| Set exercise |
Write out each entry, exactly the way it appears.

| Dataset content |
'''

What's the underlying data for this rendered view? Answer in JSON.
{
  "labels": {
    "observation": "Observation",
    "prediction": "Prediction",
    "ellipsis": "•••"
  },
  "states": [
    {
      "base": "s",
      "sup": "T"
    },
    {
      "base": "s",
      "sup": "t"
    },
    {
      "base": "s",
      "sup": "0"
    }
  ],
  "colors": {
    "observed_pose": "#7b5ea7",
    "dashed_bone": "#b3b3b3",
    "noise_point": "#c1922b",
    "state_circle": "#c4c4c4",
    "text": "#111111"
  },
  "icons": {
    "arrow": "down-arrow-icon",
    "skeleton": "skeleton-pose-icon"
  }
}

'''

| Answer to the problem |
What's the underlying data for this rendered view? Answer in JSON.
{
  "labels": {
    "observation": "Observation",
    "prediction": "Prediction",
    "ellipsis": "•••"
  },
  "states": [
    {
      "base": "s",
      "sup": "T"
    },
    {
      "base": "s",
      "sup": "t"
    },
    {
      "base": "s",
      "sup": "0"
    }
  ],
  "colors": {
    "observed_pose": "#7b5ea7",
    "dashed_bone": "#b3b3b3",
    "noise_point": "#c1922b",
    "state_circle": "#c4c4c4",
    "text": "#111111"
  },
  "icons": {
    "arrow": "down-arrow-icon",
    "skeleton": "skeleton-pose-icon"
  }
}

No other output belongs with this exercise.